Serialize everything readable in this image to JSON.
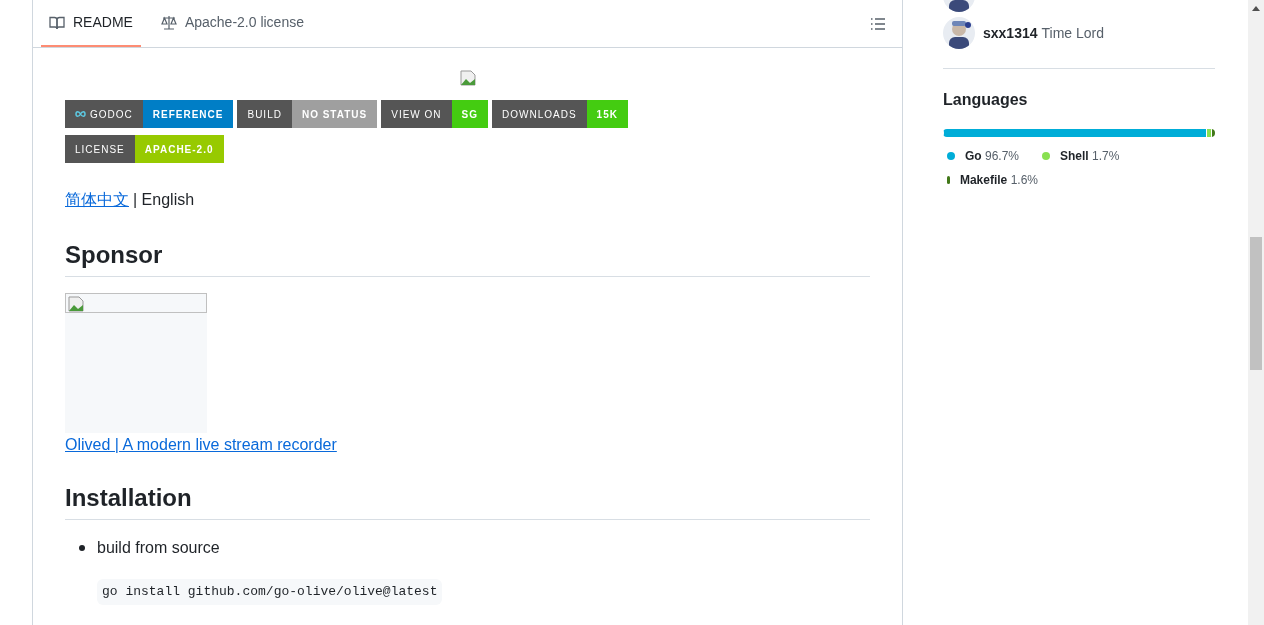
{
  "tabs": [
    {
      "label": "README",
      "selected": true,
      "kind": "book"
    },
    {
      "label": "Apache-2.0 license",
      "selected": false,
      "kind": "scale"
    }
  ],
  "readme": {
    "badges": [
      {
        "label": "GODOC",
        "value": "REFERENCE",
        "color": "#007ec6",
        "kind": "godoc"
      },
      {
        "label": "BUILD",
        "value": "NO STATUS",
        "color": "#9f9f9f",
        "kind": "plain"
      },
      {
        "label": "VIEW ON",
        "value": "SG",
        "color": "#4c1",
        "kind": "plain"
      },
      {
        "label": "DOWNLOADS",
        "value": "15K",
        "color": "#44cc11",
        "kind": "plain"
      },
      {
        "label": "LICENSE",
        "value": "APACHE-2.0",
        "color": "#97ca00",
        "kind": "plain"
      }
    ],
    "language_links": [
      {
        "text": "简体中文",
        "kind": "link"
      },
      {
        "text": "| English",
        "kind": "text"
      }
    ],
    "sections": [
      {
        "heading": "Sponsor",
        "sponsor_link": "Olived | A modern live stream recorder"
      },
      {
        "heading": "Installation",
        "bullet": "build from source",
        "code": "go install github.com/go-olive/olive@latest"
      }
    ]
  },
  "sidebar": {
    "contributors": [
      {
        "kind": "picture"
      },
      {
        "kind": "picture",
        "name": "sxx1314",
        "title": "Time Lord"
      }
    ],
    "languages": {
      "title": "Languages",
      "items": [
        {
          "name": "Go",
          "percent": "96.7%",
          "level": 0.967,
          "color": "#00add8"
        },
        {
          "name": "Shell",
          "percent": "1.7%",
          "level": 0.017,
          "color": "#89e051"
        },
        {
          "name": "Makefile",
          "percent": "1.6%",
          "level": 0.016,
          "color": "#427819"
        }
      ]
    }
  }
}
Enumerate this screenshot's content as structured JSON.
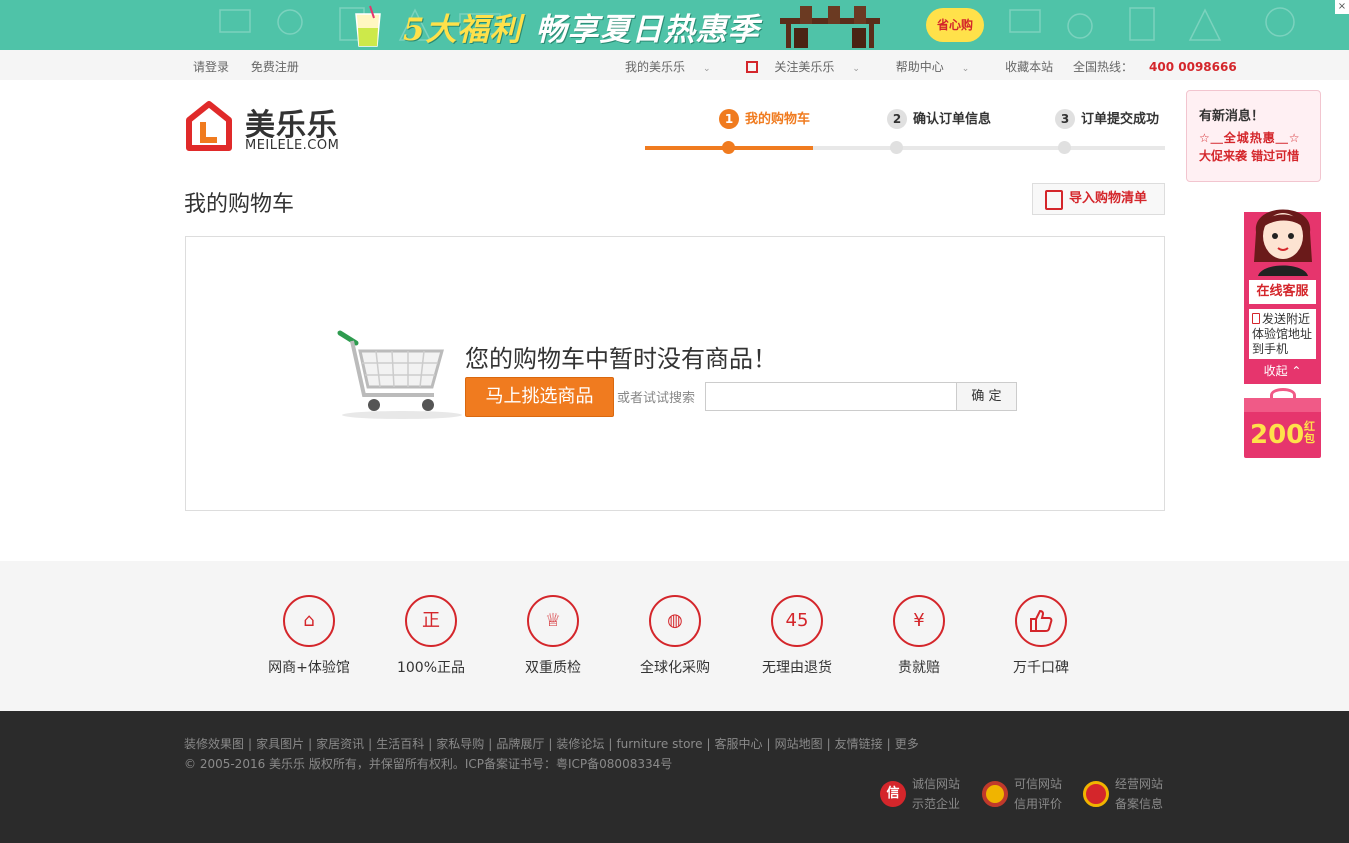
{
  "banner": {
    "title_yellow": "5大福利",
    "title_white": "畅享夏日热惠季",
    "badge": "省心购",
    "close": "×"
  },
  "topnav": {
    "login": "请登录",
    "register": "免费注册",
    "my_account": "我的美乐乐",
    "follow": "关注美乐乐",
    "help": "帮助中心",
    "bookmark": "收藏本站",
    "hotline_label": "全国热线：",
    "hotline_number": "400 0098666"
  },
  "logo": {
    "cn": "美乐乐",
    "en": "MEILELE.COM"
  },
  "steps": [
    {
      "num": "1",
      "label": "我的购物车",
      "active": true
    },
    {
      "num": "2",
      "label": "确认订单信息",
      "active": false
    },
    {
      "num": "3",
      "label": "订单提交成功",
      "active": false
    }
  ],
  "page": {
    "title": "我的购物车",
    "import_label": "导入购物清单"
  },
  "cart": {
    "empty_message": "您的购物车中暂时没有商品！",
    "shop_button": "马上挑选商品",
    "or_search": "或者试试搜索",
    "search_value": "",
    "confirm": "确 定"
  },
  "features": [
    {
      "label": "网商+体验馆",
      "icon": "store-icon",
      "glyph": "⌂"
    },
    {
      "label": "100%正品",
      "icon": "shield-icon",
      "glyph": "正"
    },
    {
      "label": "双重质检",
      "icon": "trophy-icon",
      "glyph": "♕"
    },
    {
      "label": "全球化采购",
      "icon": "globe-icon",
      "glyph": "◍"
    },
    {
      "label": "无理由退货",
      "icon": "return-45-icon",
      "glyph": "45"
    },
    {
      "label": "贵就赔",
      "icon": "yuan-icon",
      "glyph": "¥"
    },
    {
      "label": "万千口碑",
      "icon": "thumbs-up-icon",
      "glyph": "👍"
    }
  ],
  "footer": {
    "links": [
      "装修效果图",
      "家具图片",
      "家居资讯",
      "生活百科",
      "家私导购",
      "品牌展厅",
      "装修论坛",
      "furniture store",
      "客服中心",
      "网站地图",
      "友情链接",
      "更多"
    ],
    "copyright": "© 2005-2016 美乐乐 版权所有，并保留所有权利。ICP备案证书号：粤ICP备08008334号",
    "certs": [
      {
        "line1": "诚信网站",
        "line2": "示范企业",
        "icon": "integrity-icon",
        "color": "#d4262b"
      },
      {
        "line1": "可信网站",
        "line2": "信用评价",
        "icon": "trusted-icon",
        "color": "#c0392b"
      },
      {
        "line1": "经营网站",
        "line2": "备案信息",
        "icon": "business-license-icon",
        "color": "#d4262b"
      }
    ]
  },
  "sidebar": {
    "news_title": "有新消息！",
    "news_line1": "☆＿全城热惠＿☆",
    "news_line2": "大促来袭 错过可惜",
    "online_service": "在线客服",
    "send_address": "发送附近体验馆地址到手机",
    "fold": "收起 ⌃",
    "redpack_amount": "200",
    "redpack_unit": "红包"
  },
  "colors": {
    "accent_orange": "#f07b1f",
    "brand_red": "#d4262b",
    "banner_teal": "#4fc3a8",
    "sidebar_pink": "#e6356d"
  }
}
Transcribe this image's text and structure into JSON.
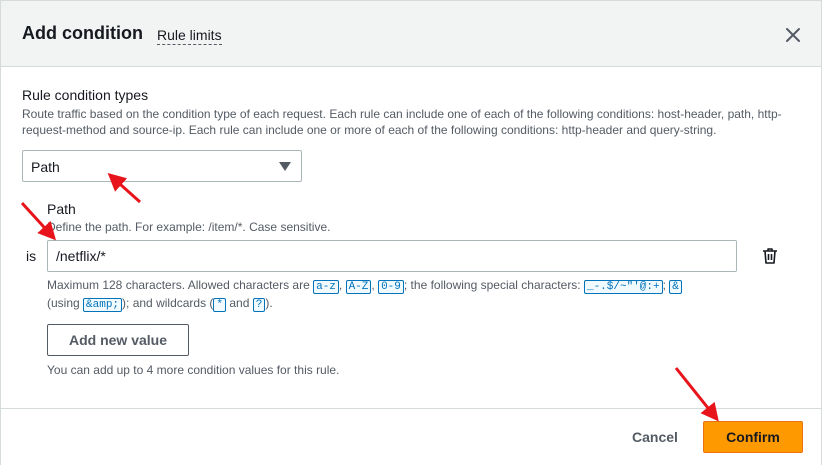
{
  "dialog": {
    "title": "Add condition",
    "rule_limits_link": "Rule limits"
  },
  "rule_condition": {
    "label": "Rule condition types",
    "description": "Route traffic based on the condition type of each request. Each rule can include one of each of the following conditions: host-header, path, http-request-method and source-ip. Each rule can include one or more of each of the following conditions: http-header and query-string.",
    "selected_type": "Path"
  },
  "path": {
    "label": "Path",
    "description": "Define the path. For example: /item/*. Case sensitive.",
    "operator": "is",
    "value": "/netflix/*",
    "constraint": {
      "text_1": "Maximum 128 characters. Allowed characters are ",
      "token_az": "a-z",
      "sep_1": ", ",
      "token_AZ": "A-Z",
      "sep_2": ", ",
      "token_09": "0-9",
      "text_2": "; the following special characters: ",
      "token_special": "_-.$/~\"'@:+",
      "sep_3": "; ",
      "token_amp": "&",
      "text_3": " (using ",
      "token_amp_escaped": "&amp;",
      "text_4": "); and wildcards (",
      "token_star": "*",
      "text_5": " and ",
      "token_question": "?",
      "text_6": ")."
    },
    "add_value_label": "Add new value",
    "add_value_hint": "You can add up to 4 more condition values for this rule."
  },
  "footer": {
    "cancel_label": "Cancel",
    "confirm_label": "Confirm"
  },
  "icons": {
    "close": "close-icon",
    "caret": "caret-down-icon",
    "trash": "trash-icon",
    "annotation_arrow": "red-arrow"
  },
  "colors": {
    "primary_button": "#ff9900",
    "link_token": "#0073bb",
    "annotation": "#e8141b"
  }
}
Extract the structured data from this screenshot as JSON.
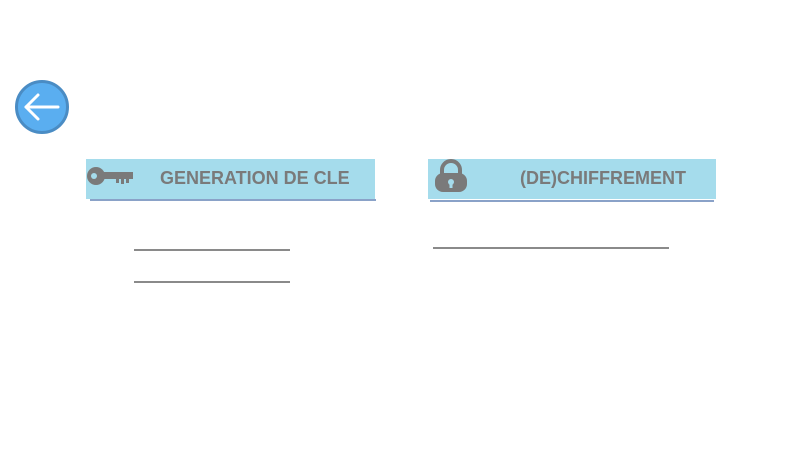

§

◆ The request: Restate the entire listing word for word, excluding pictures.

◆ Result of the task:
Serialize everything readable in this image to JSON.
{
  "tabs": [
    {
      "label": "README",
      "selected": true,
      "kind": "book"
    },
    {
      "label": "Apache-2.0 license",
      "selected": false,
      "kind": "scale"
    }
  ],
  "readme": {
    "badges": [
      {
        "label": "GODOC",
        "value": "REFERENCE",
        "color": "#007ec6",
        "kind": "godoc"
      },
      {
        "label": "BUILD",
        "value": "NO STATUS",
        "color": "#9f9f9f",
        "kind": "plain"
      },
      {
        "label": "VIEW ON",
        "value": "SG",
        "color": "#4c1",
        "kind": "plain"
      },
      {
        "label": "DOWNLOADS",
        "value": "15K",
        "color": "#44cc11",
        "kind": "plain"
      },
      {
        "label": "LICENSE",
        "value": "APACHE-2.0",
        "color": "#97ca00",
        "kind": "plain"
      }
    ],
    "language_links": [
      {
        "text": "简体中文",
        "kind": "link"
      },
      {
        "text": "| English",
        "kind": "text"
      }
    ],
    "sections": [
      {
        "heading": "Sponsor",
        "sponsor_link": "Olived | A modern live stream recorder"
      },
      {
        "heading": "Installation",
        "bullet": "build from source",
        "code": "go install github.com/go-olive/olive@latest"
      }
    ]
  },
  "sidebar": {
    "contributors": [
      {
        "kind": "picture"
      },
      {
        "kind": "picture",
        "name": "sxx1314",
        "title": "Time Lord"
      }
    ],
    "languages": {
      "title": "Languages",
      "items": [
        {
          "name": "Go",
          "percent": "96.7%",
          "level": 0.967,
          "color": "#00add8"
        },
        {
          "name": "Shell",
          "percent": "1.7%",
          "level": 0.017,
          "color": "#89e051"
        },
        {
          "name": "Makefile",
          "percent": "1.6%",
          "level": 0.016,
          "color": "#427819"
        }
      ]
    }
  }
}
Enumerate this screenshot's content as structured JSON.
{
  "banner": {
    "title_yellow": "5大福利",
    "title_white": "畅享夏日热惠季",
    "badge": "省心购",
    "close": "×"
  },
  "topnav": {
    "login": "请登录",
    "register": "免费注册",
    "my_account": "我的美乐乐",
    "follow": "关注美乐乐",
    "help": "帮助中心",
    "bookmark": "收藏本站",
    "hotline_label": "全国热线：",
    "hotline_number": "400 0098666"
  },
  "logo": {
    "cn": "美乐乐",
    "en": "MEILELE.COM"
  },
  "steps": [
    {
      "num": "1",
      "label": "我的购物车",
      "active": true
    },
    {
      "num": "2",
      "label": "确认订单信息",
      "active": false
    },
    {
      "num": "3",
      "label": "订单提交成功",
      "active": false
    }
  ],
  "page": {
    "title": "我的购物车",
    "import_label": "导入购物清单"
  },
  "cart": {
    "empty_message": "您的购物车中暂时没有商品！",
    "shop_button": "马上挑选商品",
    "or_search": "或者试试搜索",
    "search_value": "",
    "confirm": "确 定"
  },
  "features": [
    {
      "label": "网商+体验馆",
      "icon": "store-icon",
      "glyph": "⌂"
    },
    {
      "label": "100%正品",
      "icon": "shield-icon",
      "glyph": "正"
    },
    {
      "label": "双重质检",
      "icon": "trophy-icon",
      "glyph": "♕"
    },
    {
      "label": "全球化采购",
      "icon": "globe-icon",
      "glyph": "◍"
    },
    {
      "label": "无理由退货",
      "icon": "return-45-icon",
      "glyph": "45"
    },
    {
      "label": "贵就赔",
      "icon": "yuan-icon",
      "glyph": "¥"
    },
    {
      "label": "万千口碑",
      "icon": "thumbs-up-icon",
      "glyph": "👍"
    }
  ],
  "footer": {
    "links": [
      "装修效果图",
      "家具图片",
      "家居资讯",
      "生活百科",
      "家私导购",
      "品牌展厅",
      "装修论坛",
      "furniture store",
      "客服中心",
      "网站地图",
      "友情链接",
      "更多"
    ],
    "copyright": "© 2005-2016 美乐乐 版权所有，并保留所有权利。ICP备案证书号：粤ICP备08008334号",
    "certs": [
      {
        "line1": "诚信网站",
        "line2": "示范企业",
        "icon": "integrity-icon",
        "color": "#d4262b"
      },
      {
        "line1": "可信网站",
        "line2": "信用评价",
        "icon": "trusted-icon",
        "color": "#c0392b"
      },
      {
        "line1": "经营网站",
        "line2": "备案信息",
        "icon": "business-license-icon",
        "color": "#d4262b"
      }
    ]
  },
  "sidebar": {
    "news_title": "有新消息！",
    "news_line1": "☆＿全城热惠＿☆",
    "news_line2": "大促来袭 错过可惜",
    "online_service": "在线客服",
    "send_address": "发送附近体验馆地址到手机",
    "fold": "收起 ⌃",
    "redpack_amount": "200",
    "redpack_unit": "红包"
  },
  "colors": {
    "accent_orange": "#f07b1f",
    "brand_red": "#d4262b",
    "banner_teal": "#4fc3a8",
    "sidebar_pink": "#e6356d"
  }
}
Transcribe this image's text and structure into JSON.
{
  "dialog": {
    "title": "Add condition",
    "rule_limits_link": "Rule limits"
  },
  "rule_condition": {
    "label": "Rule condition types",
    "description": "Route traffic based on the condition type of each request. Each rule can include one of each of the following conditions: host-header, path, http-request-method and source-ip. Each rule can include one or more of each of the following conditions: http-header and query-string.",
    "selected_type": "Path"
  },
  "path": {
    "label": "Path",
    "description": "Define the path. For example: /item/*. Case sensitive.",
    "operator": "is",
    "value": "/netflix/*",
    "constraint": {
      "text_1": "Maximum 128 characters. Allowed characters are ",
      "token_az": "a-z",
      "sep_1": ", ",
      "token_AZ": "A-Z",
      "sep_2": ", ",
      "token_09": "0-9",
      "text_2": "; the following special characters: ",
      "token_special": "_-.$/~\"'@:+",
      "sep_3": "; ",
      "token_amp": "&",
      "text_3": " (using ",
      "token_amp_escaped": "&amp;",
      "text_4": "); and wildcards (",
      "token_star": "*",
      "text_5": " and ",
      "token_question": "?",
      "text_6": ")."
    },
    "add_value_label": "Add new value",
    "add_value_hint": "You can add up to 4 more condition values for this rule."
  },
  "footer": {
    "cancel_label": "Cancel",
    "confirm_label": "Confirm"
  },
  "icons": {
    "close": "close-icon",
    "caret": "caret-down-icon",
    "trash": "trash-icon",
    "annotation_arrow": "red-arrow"
  },
  "colors": {
    "primary_button": "#ff9900",
    "link_token": "#0073bb",
    "annotation": "#e8141b"
  }
}
Extract the structured data from this screenshot as JSON.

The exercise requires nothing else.